■ Objective ■
Gather every line of the entries that includes the word "type".

■ Material shown ■
******

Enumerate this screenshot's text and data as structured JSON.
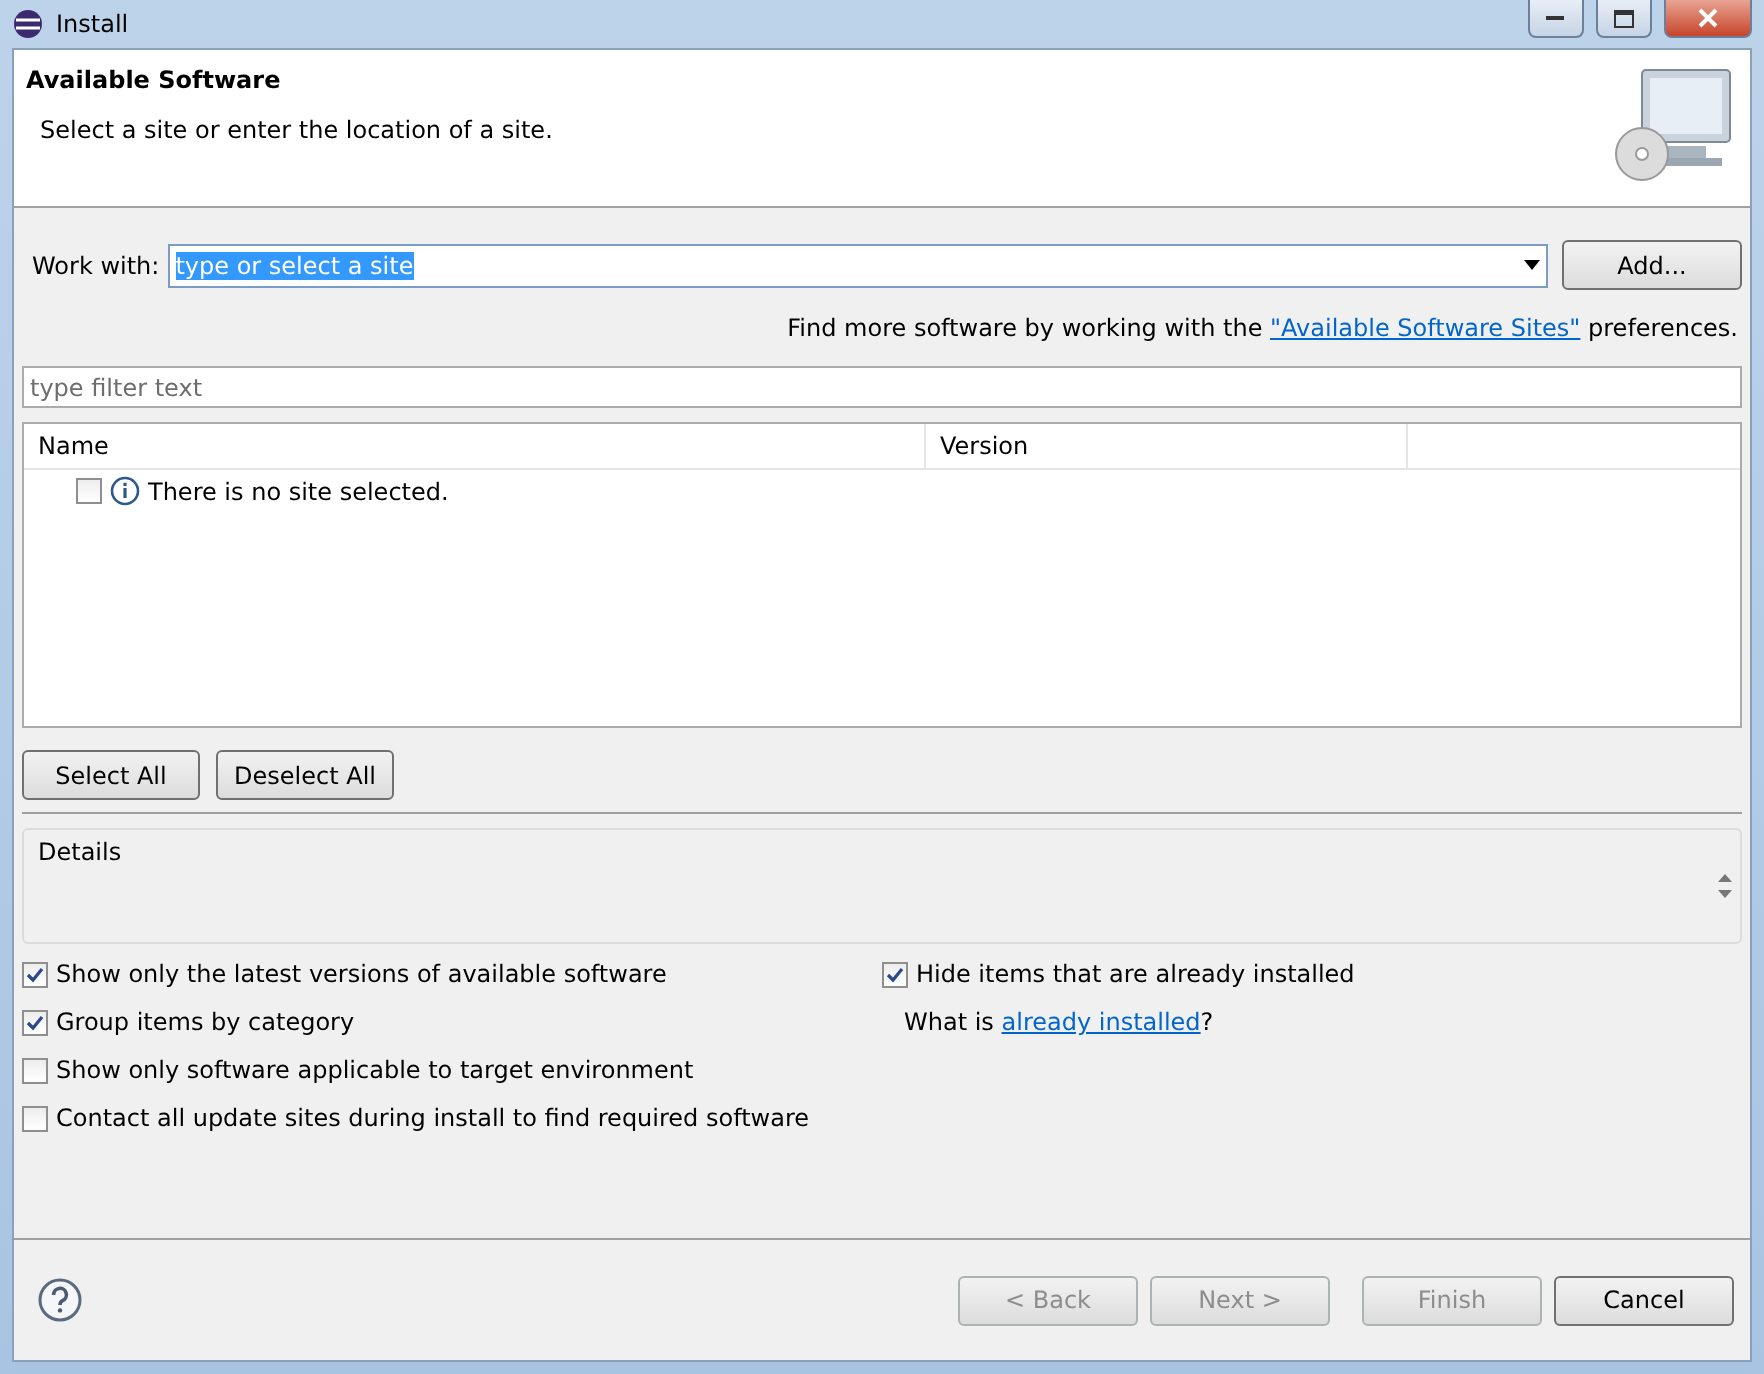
{
  "window": {
    "title": "Install"
  },
  "header": {
    "title": "Available Software",
    "description": "Select a site or enter the location of a site."
  },
  "work_with": {
    "label": "Work with:",
    "value": "type or select a site",
    "add_button": "Add..."
  },
  "hint": {
    "before": "Find more software by working with the ",
    "link": "\"Available Software Sites\"",
    "after": " preferences."
  },
  "filter": {
    "placeholder": "type filter text"
  },
  "table": {
    "columns": [
      "Name",
      "Version"
    ],
    "rows": [
      {
        "checked": false,
        "text": "There is no site selected."
      }
    ]
  },
  "selection_buttons": [
    "Select All",
    "Deselect All"
  ],
  "details": {
    "label": "Details"
  },
  "options": [
    {
      "label": "Show only the latest versions of available software",
      "checked": true
    },
    {
      "label": "Group items by category",
      "checked": true
    },
    {
      "label": "Show only software applicable to target environment",
      "checked": false
    },
    {
      "label": "Contact all update sites during install to find required software",
      "checked": false
    }
  ],
  "hide_installed": {
    "label": "Hide items that are already installed",
    "checked": true
  },
  "installed_hint": {
    "before": "What is ",
    "link": "already installed",
    "after": "?"
  },
  "footer_buttons": [
    {
      "label": "< Back",
      "disabled": true
    },
    {
      "label": "Next >",
      "disabled": true
    },
    {
      "label": "Finish",
      "disabled": true
    },
    {
      "label": "Cancel",
      "disabled": false
    }
  ]
}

******

■ Exercise response ■
    "value": "type or select a site",
    "placeholder": "type filter text"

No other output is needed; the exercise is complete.